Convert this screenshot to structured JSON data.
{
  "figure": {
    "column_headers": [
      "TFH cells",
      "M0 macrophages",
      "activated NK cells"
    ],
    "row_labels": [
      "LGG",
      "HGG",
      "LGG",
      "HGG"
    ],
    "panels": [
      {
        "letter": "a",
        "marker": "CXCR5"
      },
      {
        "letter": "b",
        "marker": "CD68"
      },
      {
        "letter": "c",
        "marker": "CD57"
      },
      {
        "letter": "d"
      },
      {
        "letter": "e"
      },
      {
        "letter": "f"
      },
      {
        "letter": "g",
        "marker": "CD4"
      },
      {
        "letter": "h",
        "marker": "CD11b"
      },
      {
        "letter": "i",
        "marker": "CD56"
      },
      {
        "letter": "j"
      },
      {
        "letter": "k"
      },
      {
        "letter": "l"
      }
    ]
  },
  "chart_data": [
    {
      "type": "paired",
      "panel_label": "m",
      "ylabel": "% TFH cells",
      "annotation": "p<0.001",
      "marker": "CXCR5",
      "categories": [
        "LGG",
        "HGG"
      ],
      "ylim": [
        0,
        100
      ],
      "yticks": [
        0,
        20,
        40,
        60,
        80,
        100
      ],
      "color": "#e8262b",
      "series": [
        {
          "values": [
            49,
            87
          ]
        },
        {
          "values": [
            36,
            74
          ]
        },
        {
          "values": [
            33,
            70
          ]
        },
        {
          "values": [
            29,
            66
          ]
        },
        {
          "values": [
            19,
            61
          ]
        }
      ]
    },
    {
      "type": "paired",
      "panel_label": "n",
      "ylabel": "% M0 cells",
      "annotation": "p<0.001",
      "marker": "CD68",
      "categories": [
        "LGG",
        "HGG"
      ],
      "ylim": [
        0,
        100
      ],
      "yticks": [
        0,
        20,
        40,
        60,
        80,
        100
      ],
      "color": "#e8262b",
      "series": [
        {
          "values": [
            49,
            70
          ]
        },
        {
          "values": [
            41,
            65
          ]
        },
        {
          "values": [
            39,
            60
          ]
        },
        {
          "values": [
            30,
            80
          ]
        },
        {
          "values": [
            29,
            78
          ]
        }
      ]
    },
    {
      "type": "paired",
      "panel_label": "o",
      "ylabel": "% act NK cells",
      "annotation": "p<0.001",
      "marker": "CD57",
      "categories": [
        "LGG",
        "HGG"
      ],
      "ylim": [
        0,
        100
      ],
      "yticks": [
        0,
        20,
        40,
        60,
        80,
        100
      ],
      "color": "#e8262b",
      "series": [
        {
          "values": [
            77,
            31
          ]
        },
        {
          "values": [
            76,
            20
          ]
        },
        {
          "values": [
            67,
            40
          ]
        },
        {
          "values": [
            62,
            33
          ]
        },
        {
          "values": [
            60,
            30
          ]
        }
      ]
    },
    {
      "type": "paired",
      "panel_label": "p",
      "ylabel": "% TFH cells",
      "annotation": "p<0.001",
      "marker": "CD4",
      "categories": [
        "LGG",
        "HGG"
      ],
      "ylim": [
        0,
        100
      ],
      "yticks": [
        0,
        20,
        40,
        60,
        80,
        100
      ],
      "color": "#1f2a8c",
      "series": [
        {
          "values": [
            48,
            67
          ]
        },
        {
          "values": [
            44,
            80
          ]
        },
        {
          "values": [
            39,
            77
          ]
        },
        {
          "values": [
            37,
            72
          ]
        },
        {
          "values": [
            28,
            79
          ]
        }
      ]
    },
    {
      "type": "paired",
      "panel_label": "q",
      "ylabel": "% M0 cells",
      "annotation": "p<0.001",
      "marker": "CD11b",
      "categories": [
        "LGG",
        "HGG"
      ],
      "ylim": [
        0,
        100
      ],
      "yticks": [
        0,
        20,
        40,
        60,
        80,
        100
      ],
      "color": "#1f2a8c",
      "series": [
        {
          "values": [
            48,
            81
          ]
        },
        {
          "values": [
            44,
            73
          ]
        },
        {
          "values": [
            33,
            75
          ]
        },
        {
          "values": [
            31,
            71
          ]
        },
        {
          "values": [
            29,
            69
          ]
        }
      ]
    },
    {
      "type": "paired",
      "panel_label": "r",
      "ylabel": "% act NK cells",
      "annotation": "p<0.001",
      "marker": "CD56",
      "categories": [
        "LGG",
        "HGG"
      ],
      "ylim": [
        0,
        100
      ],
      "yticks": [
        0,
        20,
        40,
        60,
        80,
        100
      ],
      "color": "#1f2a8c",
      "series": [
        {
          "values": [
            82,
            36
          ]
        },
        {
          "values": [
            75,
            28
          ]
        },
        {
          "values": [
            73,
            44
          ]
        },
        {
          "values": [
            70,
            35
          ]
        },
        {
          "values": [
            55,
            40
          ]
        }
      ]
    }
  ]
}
****************
Work to be completed – Among the lines above, tally those containing the string "marker" and give only the result.

Your solution – 12